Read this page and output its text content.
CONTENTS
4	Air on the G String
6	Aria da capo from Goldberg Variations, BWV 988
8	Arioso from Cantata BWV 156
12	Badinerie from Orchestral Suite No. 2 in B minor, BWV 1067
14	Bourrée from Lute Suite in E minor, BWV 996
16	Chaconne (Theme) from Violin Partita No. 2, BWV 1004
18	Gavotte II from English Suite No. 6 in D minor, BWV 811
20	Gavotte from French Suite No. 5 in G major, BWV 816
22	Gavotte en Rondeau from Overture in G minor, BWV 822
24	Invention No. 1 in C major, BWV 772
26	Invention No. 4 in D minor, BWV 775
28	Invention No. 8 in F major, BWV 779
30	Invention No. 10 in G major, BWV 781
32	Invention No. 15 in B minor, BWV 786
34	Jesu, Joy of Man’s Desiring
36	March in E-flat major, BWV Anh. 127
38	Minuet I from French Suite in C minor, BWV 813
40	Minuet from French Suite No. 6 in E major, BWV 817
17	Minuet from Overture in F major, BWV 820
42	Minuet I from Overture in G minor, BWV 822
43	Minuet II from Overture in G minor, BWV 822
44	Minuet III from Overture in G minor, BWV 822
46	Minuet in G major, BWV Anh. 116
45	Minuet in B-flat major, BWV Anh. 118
═══
Find how many lines in the records contain the string "Invention", then give the number alone.

Complete response
5